Stored dataset items:
══════════

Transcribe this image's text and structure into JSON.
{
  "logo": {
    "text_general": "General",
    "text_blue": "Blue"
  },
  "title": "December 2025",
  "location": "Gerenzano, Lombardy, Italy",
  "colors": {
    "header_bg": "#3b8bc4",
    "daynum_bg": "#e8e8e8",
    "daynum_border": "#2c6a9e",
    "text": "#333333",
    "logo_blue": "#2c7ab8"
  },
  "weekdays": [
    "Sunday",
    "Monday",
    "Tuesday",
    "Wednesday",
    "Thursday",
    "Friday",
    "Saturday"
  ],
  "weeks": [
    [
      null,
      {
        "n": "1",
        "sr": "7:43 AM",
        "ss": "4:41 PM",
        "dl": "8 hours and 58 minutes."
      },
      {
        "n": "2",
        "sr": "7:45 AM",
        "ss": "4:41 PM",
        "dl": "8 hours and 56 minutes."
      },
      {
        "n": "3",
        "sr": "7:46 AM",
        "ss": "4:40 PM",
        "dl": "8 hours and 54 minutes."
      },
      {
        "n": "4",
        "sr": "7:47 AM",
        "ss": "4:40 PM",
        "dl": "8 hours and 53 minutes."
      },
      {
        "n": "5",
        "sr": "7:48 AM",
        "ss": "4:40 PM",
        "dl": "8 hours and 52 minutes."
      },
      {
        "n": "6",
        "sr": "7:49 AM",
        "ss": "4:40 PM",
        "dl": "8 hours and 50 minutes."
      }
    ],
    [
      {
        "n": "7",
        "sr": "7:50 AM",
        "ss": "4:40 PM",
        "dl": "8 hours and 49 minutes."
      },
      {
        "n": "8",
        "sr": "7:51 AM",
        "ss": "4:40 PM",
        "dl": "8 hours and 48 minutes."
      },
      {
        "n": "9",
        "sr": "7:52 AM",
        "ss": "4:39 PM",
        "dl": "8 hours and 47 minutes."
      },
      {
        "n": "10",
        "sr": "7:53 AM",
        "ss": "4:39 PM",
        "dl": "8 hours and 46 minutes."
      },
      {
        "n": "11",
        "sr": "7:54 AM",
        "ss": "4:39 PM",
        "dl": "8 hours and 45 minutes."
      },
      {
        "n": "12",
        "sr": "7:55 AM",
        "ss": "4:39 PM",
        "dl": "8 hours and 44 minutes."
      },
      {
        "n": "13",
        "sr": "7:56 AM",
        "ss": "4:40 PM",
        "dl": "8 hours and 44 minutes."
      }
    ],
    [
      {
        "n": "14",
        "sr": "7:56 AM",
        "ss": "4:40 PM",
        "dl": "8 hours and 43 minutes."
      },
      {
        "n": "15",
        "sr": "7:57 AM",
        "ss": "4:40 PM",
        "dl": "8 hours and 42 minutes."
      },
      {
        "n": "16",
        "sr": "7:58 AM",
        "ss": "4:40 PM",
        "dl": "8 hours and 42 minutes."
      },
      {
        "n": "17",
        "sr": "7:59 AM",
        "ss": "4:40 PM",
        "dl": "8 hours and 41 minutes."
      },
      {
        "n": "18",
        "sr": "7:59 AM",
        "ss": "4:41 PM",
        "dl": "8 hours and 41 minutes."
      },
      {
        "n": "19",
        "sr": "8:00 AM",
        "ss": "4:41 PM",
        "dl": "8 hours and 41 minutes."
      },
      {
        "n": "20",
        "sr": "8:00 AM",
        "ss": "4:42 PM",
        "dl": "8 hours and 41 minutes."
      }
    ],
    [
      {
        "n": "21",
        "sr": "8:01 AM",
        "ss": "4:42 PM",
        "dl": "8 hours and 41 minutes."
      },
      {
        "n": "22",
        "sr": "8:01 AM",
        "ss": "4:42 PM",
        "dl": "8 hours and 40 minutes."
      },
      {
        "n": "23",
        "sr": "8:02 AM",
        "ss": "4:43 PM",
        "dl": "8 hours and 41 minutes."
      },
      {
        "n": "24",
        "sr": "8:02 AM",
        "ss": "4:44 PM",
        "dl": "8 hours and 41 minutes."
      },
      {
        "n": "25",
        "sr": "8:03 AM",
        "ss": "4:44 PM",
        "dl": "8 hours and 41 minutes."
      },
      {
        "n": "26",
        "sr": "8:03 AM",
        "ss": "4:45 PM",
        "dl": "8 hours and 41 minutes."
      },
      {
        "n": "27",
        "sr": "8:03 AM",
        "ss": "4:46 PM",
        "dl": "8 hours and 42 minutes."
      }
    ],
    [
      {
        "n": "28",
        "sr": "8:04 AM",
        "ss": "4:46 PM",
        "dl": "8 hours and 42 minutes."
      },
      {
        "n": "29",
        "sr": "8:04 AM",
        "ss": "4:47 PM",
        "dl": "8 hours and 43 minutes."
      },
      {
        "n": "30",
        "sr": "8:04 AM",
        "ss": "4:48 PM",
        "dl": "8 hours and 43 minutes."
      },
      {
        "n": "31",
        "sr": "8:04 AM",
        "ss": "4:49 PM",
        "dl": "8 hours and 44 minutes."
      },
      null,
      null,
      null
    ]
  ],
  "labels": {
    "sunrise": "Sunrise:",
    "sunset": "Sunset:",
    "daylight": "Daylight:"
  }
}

══════════

* [WHAT IS REQUIRED]: Reproduce each record shown above without altering a single word.

* [RESPONSE FOR THIS EXERCISE]:
Transcribe this image's text and structure into JSON.
{
  "logo": {
    "text_general": "General",
    "text_blue": "Blue"
  },
  "title": "December 2025",
  "location": "Gerenzano, Lombardy, Italy",
  "colors": {
    "header_bg": "#3b8bc4",
    "daynum_bg": "#e8e8e8",
    "daynum_border": "#2c6a9e",
    "text": "#333333",
    "logo_blue": "#2c7ab8"
  },
  "weekdays": [
    "Sunday",
    "Monday",
    "Tuesday",
    "Wednesday",
    "Thursday",
    "Friday",
    "Saturday"
  ],
  "weeks": [
    [
      null,
      {
        "n": "1",
        "sr": "7:43 AM",
        "ss": "4:41 PM",
        "dl": "8 hours and 58 minutes."
      },
      {
        "n": "2",
        "sr": "7:45 AM",
        "ss": "4:41 PM",
        "dl": "8 hours and 56 minutes."
      },
      {
        "n": "3",
        "sr": "7:46 AM",
        "ss": "4:40 PM",
        "dl": "8 hours and 54 minutes."
      },
      {
        "n": "4",
        "sr": "7:47 AM",
        "ss": "4:40 PM",
        "dl": "8 hours and 53 minutes."
      },
      {
        "n": "5",
        "sr": "7:48 AM",
        "ss": "4:40 PM",
        "dl": "8 hours and 52 minutes."
      },
      {
        "n": "6",
        "sr": "7:49 AM",
        "ss": "4:40 PM",
        "dl": "8 hours and 50 minutes."
      }
    ],
    [
      {
        "n": "7",
        "sr": "7:50 AM",
        "ss": "4:40 PM",
        "dl": "8 hours and 49 minutes."
      },
      {
        "n": "8",
        "sr": "7:51 AM",
        "ss": "4:40 PM",
        "dl": "8 hours and 48 minutes."
      },
      {
        "n": "9",
        "sr": "7:52 AM",
        "ss": "4:39 PM",
        "dl": "8 hours and 47 minutes."
      },
      {
        "n": "10",
        "sr": "7:53 AM",
        "ss": "4:39 PM",
        "dl": "8 hours and 46 minutes."
      },
      {
        "n": "11",
        "sr": "7:54 AM",
        "ss": "4:39 PM",
        "dl": "8 hours and 45 minutes."
      },
      {
        "n": "12",
        "sr": "7:55 AM",
        "ss": "4:39 PM",
        "dl": "8 hours and 44 minutes."
      },
      {
        "n": "13",
        "sr": "7:56 AM",
        "ss": "4:40 PM",
        "dl": "8 hours and 44 minutes."
      }
    ],
    [
      {
        "n": "14",
        "sr": "7:56 AM",
        "ss": "4:40 PM",
        "dl": "8 hours and 43 minutes."
      },
      {
        "n": "15",
        "sr": "7:57 AM",
        "ss": "4:40 PM",
        "dl": "8 hours and 42 minutes."
      },
      {
        "n": "16",
        "sr": "7:58 AM",
        "ss": "4:40 PM",
        "dl": "8 hours and 42 minutes."
      },
      {
        "n": "17",
        "sr": "7:59 AM",
        "ss": "4:40 PM",
        "dl": "8 hours and 41 minutes."
      },
      {
        "n": "18",
        "sr": "7:59 AM",
        "ss": "4:41 PM",
        "dl": "8 hours and 41 minutes."
      },
      {
        "n": "19",
        "sr": "8:00 AM",
        "ss": "4:41 PM",
        "dl": "8 hours and 41 minutes."
      },
      {
        "n": "20",
        "sr": "8:00 AM",
        "ss": "4:42 PM",
        "dl": "8 hours and 41 minutes."
      }
    ],
    [
      {
        "n": "21",
        "sr": "8:01 AM",
        "ss": "4:42 PM",
        "dl": "8 hours and 41 minutes."
      },
      {
        "n": "22",
        "sr": "8:01 AM",
        "ss": "4:42 PM",
        "dl": "8 hours and 40 minutes."
      },
      {
        "n": "23",
        "sr": "8:02 AM",
        "ss": "4:43 PM",
        "dl": "8 hours and 41 minutes."
      },
      {
        "n": "24",
        "sr": "8:02 AM",
        "ss": "4:44 PM",
        "dl": "8 hours and 41 minutes."
      },
      {
        "n": "25",
        "sr": "8:03 AM",
        "ss": "4:44 PM",
        "dl": "8 hours and 41 minutes."
      },
      {
        "n": "26",
        "sr": "8:03 AM",
        "ss": "4:45 PM",
        "dl": "8 hours and 41 minutes."
      },
      {
        "n": "27",
        "sr": "8:03 AM",
        "ss": "4:46 PM",
        "dl": "8 hours and 42 minutes."
      }
    ],
    [
      {
        "n": "28",
        "sr": "8:04 AM",
        "ss": "4:46 PM",
        "dl": "8 hours and 42 minutes."
      },
      {
        "n": "29",
        "sr": "8:04 AM",
        "ss": "4:47 PM",
        "dl": "8 hours and 43 minutes."
      },
      {
        "n": "30",
        "sr": "8:04 AM",
        "ss": "4:48 PM",
        "dl": "8 hours and 43 minutes."
      },
      {
        "n": "31",
        "sr": "8:04 AM",
        "ss": "4:49 PM",
        "dl": "8 hours and 44 minutes."
      },
      null,
      null,
      null
    ]
  ],
  "labels": {
    "sunrise": "Sunrise:",
    "sunset": "Sunset:",
    "daylight": "Daylight:"
  }
}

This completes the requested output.